Data for review Start Marker

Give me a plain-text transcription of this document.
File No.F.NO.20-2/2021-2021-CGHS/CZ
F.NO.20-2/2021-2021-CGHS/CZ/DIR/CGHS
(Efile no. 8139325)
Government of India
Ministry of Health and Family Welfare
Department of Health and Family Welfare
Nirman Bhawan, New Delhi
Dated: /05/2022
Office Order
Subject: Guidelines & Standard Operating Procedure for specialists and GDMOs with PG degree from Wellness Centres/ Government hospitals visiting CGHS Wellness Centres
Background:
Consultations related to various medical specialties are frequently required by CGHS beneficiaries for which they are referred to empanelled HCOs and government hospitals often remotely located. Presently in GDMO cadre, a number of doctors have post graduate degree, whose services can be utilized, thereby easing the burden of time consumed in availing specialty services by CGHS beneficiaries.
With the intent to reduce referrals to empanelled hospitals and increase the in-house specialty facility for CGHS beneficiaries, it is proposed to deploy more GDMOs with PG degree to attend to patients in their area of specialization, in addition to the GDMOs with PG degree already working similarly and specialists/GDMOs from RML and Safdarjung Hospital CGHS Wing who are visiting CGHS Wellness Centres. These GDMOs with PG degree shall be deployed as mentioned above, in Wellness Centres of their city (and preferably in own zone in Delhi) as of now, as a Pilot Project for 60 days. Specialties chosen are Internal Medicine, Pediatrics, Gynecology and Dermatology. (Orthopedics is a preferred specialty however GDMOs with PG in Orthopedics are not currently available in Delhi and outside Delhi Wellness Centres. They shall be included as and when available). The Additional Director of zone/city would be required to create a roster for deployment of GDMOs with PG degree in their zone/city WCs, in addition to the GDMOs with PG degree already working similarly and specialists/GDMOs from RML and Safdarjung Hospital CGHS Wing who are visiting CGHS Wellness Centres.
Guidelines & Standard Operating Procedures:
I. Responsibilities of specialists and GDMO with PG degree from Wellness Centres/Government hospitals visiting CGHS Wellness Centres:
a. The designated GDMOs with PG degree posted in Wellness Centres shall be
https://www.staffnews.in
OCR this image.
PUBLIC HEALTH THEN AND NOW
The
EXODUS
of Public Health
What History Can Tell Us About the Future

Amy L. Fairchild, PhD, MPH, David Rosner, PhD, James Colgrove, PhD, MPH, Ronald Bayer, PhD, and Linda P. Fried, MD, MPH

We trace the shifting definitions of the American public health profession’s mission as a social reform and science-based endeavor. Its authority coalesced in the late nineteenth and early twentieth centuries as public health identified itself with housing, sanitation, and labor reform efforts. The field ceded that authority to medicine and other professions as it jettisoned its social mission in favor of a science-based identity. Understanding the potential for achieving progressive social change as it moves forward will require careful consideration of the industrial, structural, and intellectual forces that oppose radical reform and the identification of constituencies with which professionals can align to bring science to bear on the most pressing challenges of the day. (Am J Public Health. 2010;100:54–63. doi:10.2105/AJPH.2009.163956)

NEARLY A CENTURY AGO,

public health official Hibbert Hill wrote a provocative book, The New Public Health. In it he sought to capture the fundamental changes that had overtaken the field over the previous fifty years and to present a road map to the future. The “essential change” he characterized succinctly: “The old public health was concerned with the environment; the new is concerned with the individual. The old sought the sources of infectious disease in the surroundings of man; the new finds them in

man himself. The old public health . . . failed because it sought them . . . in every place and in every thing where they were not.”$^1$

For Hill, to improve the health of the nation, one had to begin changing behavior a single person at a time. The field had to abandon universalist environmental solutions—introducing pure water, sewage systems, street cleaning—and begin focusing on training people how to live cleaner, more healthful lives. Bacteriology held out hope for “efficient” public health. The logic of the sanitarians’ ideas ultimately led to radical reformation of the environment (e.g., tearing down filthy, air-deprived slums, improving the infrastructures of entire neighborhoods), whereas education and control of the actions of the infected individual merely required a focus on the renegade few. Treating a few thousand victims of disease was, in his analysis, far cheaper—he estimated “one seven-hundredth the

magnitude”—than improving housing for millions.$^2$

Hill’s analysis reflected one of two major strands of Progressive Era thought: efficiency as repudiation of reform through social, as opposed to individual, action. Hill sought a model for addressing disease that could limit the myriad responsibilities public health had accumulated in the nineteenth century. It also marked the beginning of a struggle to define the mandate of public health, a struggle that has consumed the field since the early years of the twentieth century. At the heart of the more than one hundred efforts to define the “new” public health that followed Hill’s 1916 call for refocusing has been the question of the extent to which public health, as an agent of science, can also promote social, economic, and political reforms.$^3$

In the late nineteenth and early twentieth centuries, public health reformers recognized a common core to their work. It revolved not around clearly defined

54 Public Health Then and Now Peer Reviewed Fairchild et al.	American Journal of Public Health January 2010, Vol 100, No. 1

Data for review End Marker

_Problem statement:_ Print out every entry, keeping each one exact.

_Problem solution:_
Give me a plain-text transcription of this document.
File No.F.NO.20-2/2021-2021-CGHS/CZ
F.NO.20-2/2021-2021-CGHS/CZ/DIR/CGHS
(Efile no. 8139325)
Government of India
Ministry of Health and Family Welfare
Department of Health and Family Welfare
Nirman Bhawan, New Delhi
Dated: /05/2022
Office Order
Subject: Guidelines & Standard Operating Procedure for specialists and GDMOs with PG degree from Wellness Centres/ Government hospitals visiting CGHS Wellness Centres
Background:
Consultations related to various medical specialties are frequently required by CGHS beneficiaries for which they are referred to empanelled HCOs and government hospitals often remotely located. Presently in GDMO cadre, a number of doctors have post graduate degree, whose services can be utilized, thereby easing the burden of time consumed in availing specialty services by CGHS beneficiaries.
With the intent to reduce referrals to empanelled hospitals and increase the in-house specialty facility for CGHS beneficiaries, it is proposed to deploy more GDMOs with PG degree to attend to patients in their area of specialization, in addition to the GDMOs with PG degree already working similarly and specialists/GDMOs from RML and Safdarjung Hospital CGHS Wing who are visiting CGHS Wellness Centres. These GDMOs with PG degree shall be deployed as mentioned above, in Wellness Centres of their city (and preferably in own zone in Delhi) as of now, as a Pilot Project for 60 days. Specialties chosen are Internal Medicine, Pediatrics, Gynecology and Dermatology. (Orthopedics is a preferred specialty however GDMOs with PG in Orthopedics are not currently available in Delhi and outside Delhi Wellness Centres. They shall be included as and when available). The Additional Director of zone/city would be required to create a roster for deployment of GDMOs with PG degree in their zone/city WCs, in addition to the GDMOs with PG degree already working similarly and specialists/GDMOs from RML and Safdarjung Hospital CGHS Wing who are visiting CGHS Wellness Centres.
Guidelines & Standard Operating Procedures:
I. Responsibilities of specialists and GDMO with PG degree from Wellness Centres/Government hospitals visiting CGHS Wellness Centres:
a. The designated GDMOs with PG degree posted in Wellness Centres shall be
https://www.staffnews.in
OCR this image.
PUBLIC HEALTH THEN AND NOW
The
EXODUS
of Public Health
What History Can Tell Us About the Future

Amy L. Fairchild, PhD, MPH, David Rosner, PhD, James Colgrove, PhD, MPH, Ronald Bayer, PhD, and Linda P. Fried, MD, MPH

We trace the shifting definitions of the American public health profession’s mission as a social reform and science-based endeavor. Its authority coalesced in the late nineteenth and early twentieth centuries as public health identified itself with housing, sanitation, and labor reform efforts. The field ceded that authority to medicine and other professions as it jettisoned its social mission in favor of a science-based identity. Understanding the potential for achieving progressive social change as it moves forward will require careful consideration of the industrial, structural, and intellectual forces that oppose radical reform and the identification of constituencies with which professionals can align to bring science to bear on the most pressing challenges of the day. (Am J Public Health. 2010;100:54–63. doi:10.2105/AJPH.2009.163956)

NEARLY A CENTURY AGO,

public health official Hibbert Hill wrote a provocative book, The New Public Health. In it he sought to capture the fundamental changes that had overtaken the field over the previous fifty years and to present a road map to the future. The “essential change” he characterized succinctly: “The old public health was concerned with the environment; the new is concerned with the individual. The old sought the sources of infectious disease in the surroundings of man; the new finds them in

man himself. The old public health . . . failed because it sought them . . . in every place and in every thing where they were not.”$^1$

For Hill, to improve the health of the nation, one had to begin changing behavior a single person at a time. The field had to abandon universalist environmental solutions—introducing pure water, sewage systems, street cleaning—and begin focusing on training people how to live cleaner, more healthful lives. Bacteriology held out hope for “efficient” public health. The logic of the sanitarians’ ideas ultimately led to radical reformation of the environment (e.g., tearing down filthy, air-deprived slums, improving the infrastructures of entire neighborhoods), whereas education and control of the actions of the infected individual merely required a focus on the renegade few. Treating a few thousand victims of disease was, in his analysis, far cheaper—he estimated “one seven-hundredth the

magnitude”—than improving housing for millions.$^2$

Hill’s analysis reflected one of two major strands of Progressive Era thought: efficiency as repudiation of reform through social, as opposed to individual, action. Hill sought a model for addressing disease that could limit the myriad responsibilities public health had accumulated in the nineteenth century. It also marked the beginning of a struggle to define the mandate of public health, a struggle that has consumed the field since the early years of the twentieth century. At the heart of the more than one hundred efforts to define the “new” public health that followed Hill’s 1916 call for refocusing has been the question of the extent to which public health, as an agent of science, can also promote social, economic, and political reforms.$^3$

In the late nineteenth and early twentieth centuries, public health reformers recognized a common core to their work. It revolved not around clearly defined

54 Public Health Then and Now Peer Reviewed Fairchild et al.	American Journal of Public Health January 2010, Vol 100, No. 1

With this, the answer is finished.